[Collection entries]

——————————

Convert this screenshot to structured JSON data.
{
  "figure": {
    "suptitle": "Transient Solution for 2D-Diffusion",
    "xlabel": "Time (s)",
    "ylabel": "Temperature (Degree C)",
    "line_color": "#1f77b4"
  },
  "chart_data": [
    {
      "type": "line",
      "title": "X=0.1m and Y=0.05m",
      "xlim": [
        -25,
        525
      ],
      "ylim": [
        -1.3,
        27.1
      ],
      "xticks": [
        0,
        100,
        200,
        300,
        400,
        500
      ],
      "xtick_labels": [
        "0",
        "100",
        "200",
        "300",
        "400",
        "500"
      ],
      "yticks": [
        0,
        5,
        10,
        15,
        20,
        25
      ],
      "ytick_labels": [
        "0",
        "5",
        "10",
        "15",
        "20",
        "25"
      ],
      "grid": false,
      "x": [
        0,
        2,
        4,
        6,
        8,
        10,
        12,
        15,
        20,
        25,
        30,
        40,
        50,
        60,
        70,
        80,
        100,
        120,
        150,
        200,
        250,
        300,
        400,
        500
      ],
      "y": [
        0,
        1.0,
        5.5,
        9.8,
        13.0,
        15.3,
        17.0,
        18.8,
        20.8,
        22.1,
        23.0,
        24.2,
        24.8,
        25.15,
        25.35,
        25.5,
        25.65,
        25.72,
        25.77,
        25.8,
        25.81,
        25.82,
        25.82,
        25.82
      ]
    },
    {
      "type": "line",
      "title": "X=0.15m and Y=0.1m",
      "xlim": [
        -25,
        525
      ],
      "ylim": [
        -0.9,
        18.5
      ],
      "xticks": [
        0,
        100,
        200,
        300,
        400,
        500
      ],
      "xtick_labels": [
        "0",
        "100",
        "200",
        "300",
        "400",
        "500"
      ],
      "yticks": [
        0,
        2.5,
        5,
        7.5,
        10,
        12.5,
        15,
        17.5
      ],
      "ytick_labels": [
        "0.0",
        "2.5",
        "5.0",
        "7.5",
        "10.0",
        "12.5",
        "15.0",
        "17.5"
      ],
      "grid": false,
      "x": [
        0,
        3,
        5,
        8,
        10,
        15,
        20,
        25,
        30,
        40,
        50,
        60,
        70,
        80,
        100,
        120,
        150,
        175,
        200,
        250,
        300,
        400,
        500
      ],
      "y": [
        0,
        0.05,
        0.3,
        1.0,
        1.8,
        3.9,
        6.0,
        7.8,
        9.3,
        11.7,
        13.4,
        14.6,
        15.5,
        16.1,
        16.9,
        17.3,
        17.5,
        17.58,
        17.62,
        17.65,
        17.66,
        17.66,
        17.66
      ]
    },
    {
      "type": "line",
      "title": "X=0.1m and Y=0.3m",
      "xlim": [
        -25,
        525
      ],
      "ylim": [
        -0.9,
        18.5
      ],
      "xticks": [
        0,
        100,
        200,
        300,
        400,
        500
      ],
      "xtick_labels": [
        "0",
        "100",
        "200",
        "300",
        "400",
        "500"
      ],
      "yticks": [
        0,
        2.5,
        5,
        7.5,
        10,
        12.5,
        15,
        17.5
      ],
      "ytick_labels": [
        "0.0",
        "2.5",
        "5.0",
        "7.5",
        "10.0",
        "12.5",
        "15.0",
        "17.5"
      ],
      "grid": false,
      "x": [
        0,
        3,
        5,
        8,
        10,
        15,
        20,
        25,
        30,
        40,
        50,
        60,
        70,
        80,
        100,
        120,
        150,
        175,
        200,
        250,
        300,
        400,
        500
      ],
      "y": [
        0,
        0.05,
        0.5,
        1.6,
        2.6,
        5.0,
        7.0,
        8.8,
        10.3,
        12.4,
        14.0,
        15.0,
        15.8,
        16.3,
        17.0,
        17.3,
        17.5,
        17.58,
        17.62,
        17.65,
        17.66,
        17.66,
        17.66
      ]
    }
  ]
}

——————————

* [Task details]: What do the records say? Quote them all exactly.

* [Response to this task]:
Convert this screenshot to structured JSON data.
{
  "figure": {
    "suptitle": "Transient Solution for 2D-Diffusion",
    "xlabel": "Time (s)",
    "ylabel": "Temperature (Degree C)",
    "line_color": "#1f77b4"
  },
  "chart_data": [
    {
      "type": "line",
      "title": "X=0.1m and Y=0.05m",
      "xlim": [
        -25,
        525
      ],
      "ylim": [
        -1.3,
        27.1
      ],
      "xticks": [
        0,
        100,
        200,
        300,
        400,
        500
      ],
      "xtick_labels": [
        "0",
        "100",
        "200",
        "300",
        "400",
        "500"
      ],
      "yticks": [
        0,
        5,
        10,
        15,
        20,
        25
      ],
      "ytick_labels": [
        "0",
        "5",
        "10",
        "15",
        "20",
        "25"
      ],
      "grid": false,
      "x": [
        0,
        2,
        4,
        6,
        8,
        10,
        12,
        15,
        20,
        25,
        30,
        40,
        50,
        60,
        70,
        80,
        100,
        120,
        150,
        200,
        250,
        300,
        400,
        500
      ],
      "y": [
        0,
        1.0,
        5.5,
        9.8,
        13.0,
        15.3,
        17.0,
        18.8,
        20.8,
        22.1,
        23.0,
        24.2,
        24.8,
        25.15,
        25.35,
        25.5,
        25.65,
        25.72,
        25.77,
        25.8,
        25.81,
        25.82,
        25.82,
        25.82
      ]
    },
    {
      "type": "line",
      "title": "X=0.15m and Y=0.1m",
      "xlim": [
        -25,
        525
      ],
      "ylim": [
        -0.9,
        18.5
      ],
      "xticks": [
        0,
        100,
        200,
        300,
        400,
        500
      ],
      "xtick_labels": [
        "0",
        "100",
        "200",
        "300",
        "400",
        "500"
      ],
      "yticks": [
        0,
        2.5,
        5,
        7.5,
        10,
        12.5,
        15,
        17.5
      ],
      "ytick_labels": [
        "0.0",
        "2.5",
        "5.0",
        "7.5",
        "10.0",
        "12.5",
        "15.0",
        "17.5"
      ],
      "grid": false,
      "x": [
        0,
        3,
        5,
        8,
        10,
        15,
        20,
        25,
        30,
        40,
        50,
        60,
        70,
        80,
        100,
        120,
        150,
        175,
        200,
        250,
        300,
        400,
        500
      ],
      "y": [
        0,
        0.05,
        0.3,
        1.0,
        1.8,
        3.9,
        6.0,
        7.8,
        9.3,
        11.7,
        13.4,
        14.6,
        15.5,
        16.1,
        16.9,
        17.3,
        17.5,
        17.58,
        17.62,
        17.65,
        17.66,
        17.66,
        17.66
      ]
    },
    {
      "type": "line",
      "title": "X=0.1m and Y=0.3m",
      "xlim": [
        -25,
        525
      ],
      "ylim": [
        -0.9,
        18.5
      ],
      "xticks": [
        0,
        100,
        200,
        300,
        400,
        500
      ],
      "xtick_labels": [
        "0",
        "100",
        "200",
        "300",
        "400",
        "500"
      ],
      "yticks": [
        0,
        2.5,
        5,
        7.5,
        10,
        12.5,
        15,
        17.5
      ],
      "ytick_labels": [
        "0.0",
        "2.5",
        "5.0",
        "7.5",
        "10.0",
        "12.5",
        "15.0",
        "17.5"
      ],
      "grid": false,
      "x": [
        0,
        3,
        5,
        8,
        10,
        15,
        20,
        25,
        30,
        40,
        50,
        60,
        70,
        80,
        100,
        120,
        150,
        175,
        200,
        250,
        300,
        400,
        500
      ],
      "y": [
        0,
        0.05,
        0.5,
        1.6,
        2.6,
        5.0,
        7.0,
        8.8,
        10.3,
        12.4,
        14.0,
        15.0,
        15.8,
        16.3,
        17.0,
        17.3,
        17.5,
        17.58,
        17.62,
        17.65,
        17.66,
        17.66,
        17.66
      ]
    }
  ]
}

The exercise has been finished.